▸ Exercise brief:
Copy every line from the data below in which the string "品味诗歌的艺术特色" can be found.

--- begin Material for this task ---

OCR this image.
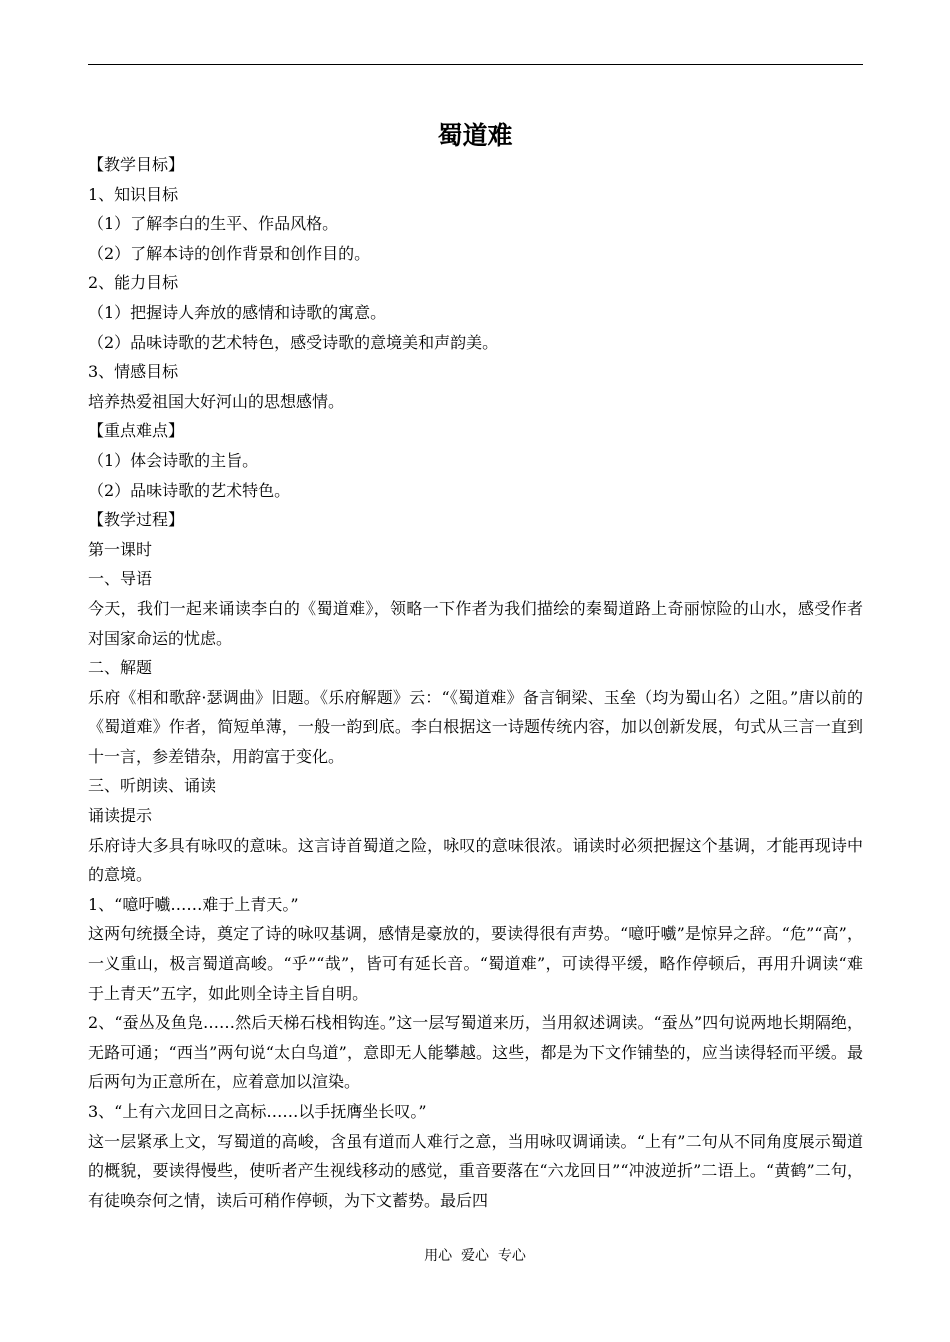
蜀道难
【教学目标】
1、知识目标
（1）了解李白的生平、作品风格。
（2）了解本诗的创作背景和创作目的。
2、能力目标
（1）把握诗人奔放的感情和诗歌的寓意。
（2）品味诗歌的艺术特色，感受诗歌的意境美和声韵美。
3、情感目标
培养热爱祖国大好河山的思想感情。
【重点难点】
（1）体会诗歌的主旨。
（2）品味诗歌的艺术特色。
【教学过程】
第一课时
一、导语
今天，我们一起来诵读李白的《蜀道难》，领略一下作者为我们描绘的秦蜀道路上奇丽惊险的山水，感受作者对国家命运的忧虑。
二、解题
乐府《相和歌辞·瑟调曲》旧题。《乐府解题》云：“《蜀道难》备言铜梁、玉垒（均为蜀山名）之阻。”唐以前的《蜀道难》作者，简短单薄，一般一韵到底。李白根据这一诗题传统内容，加以创新发展，句式从三言一直到十一言，参差错杂，用韵富于变化。
三、听朗读、诵读
诵读提示
乐府诗大多具有咏叹的意味。这言诗首蜀道之险，咏叹的意味很浓。诵读时必须把握这个基调，才能再现诗中的意境。
1、“噫吁嚱……难于上青天。”
这两句统摄全诗，奠定了诗的咏叹基调，感情是豪放的，要读得很有声势。“噫吁嚱”是惊异之辞。“危”“高”，一义重山，极言蜀道高峻。“乎”“哉”，皆可有延长音。“蜀道难”，可读得平缓，略作停顿后，再用升调读“难于上青天”五字，如此则全诗主旨自明。
2、“蚕丛及鱼凫……然后天梯石栈相钩连。”这一层写蜀道来历，当用叙述调读。“蚕丛”四句说两地长期隔绝，无路可通；“西当”两句说“太白鸟道”，意即无人能攀越。这些，都是为下文作铺垫的，应当读得轻而平缓。最后两句为正意所在，应着意加以渲染。
3、“上有六龙回日之高标……以手抚膺坐长叹。”
这一层紧承上文，写蜀道的高峻，含虽有道而人难行之意，当用咏叹调诵读。“上有”二句从不同角度展示蜀道的概貌，要读得慢些，使听者产生视线移动的感觉，重音要落在“六龙回日”“冲波逆折”二语上。“黄鹤”二句，有徒唤奈何之情，读后可稍作停顿，为下文蓄势。最后四
用心  爱心  专心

--- end Material for this task ---

▸ Solution for this exercise:
（2）品味诗歌的艺术特色，感受诗歌的意境美和声韵美。
（2）品味诗歌的艺术特色。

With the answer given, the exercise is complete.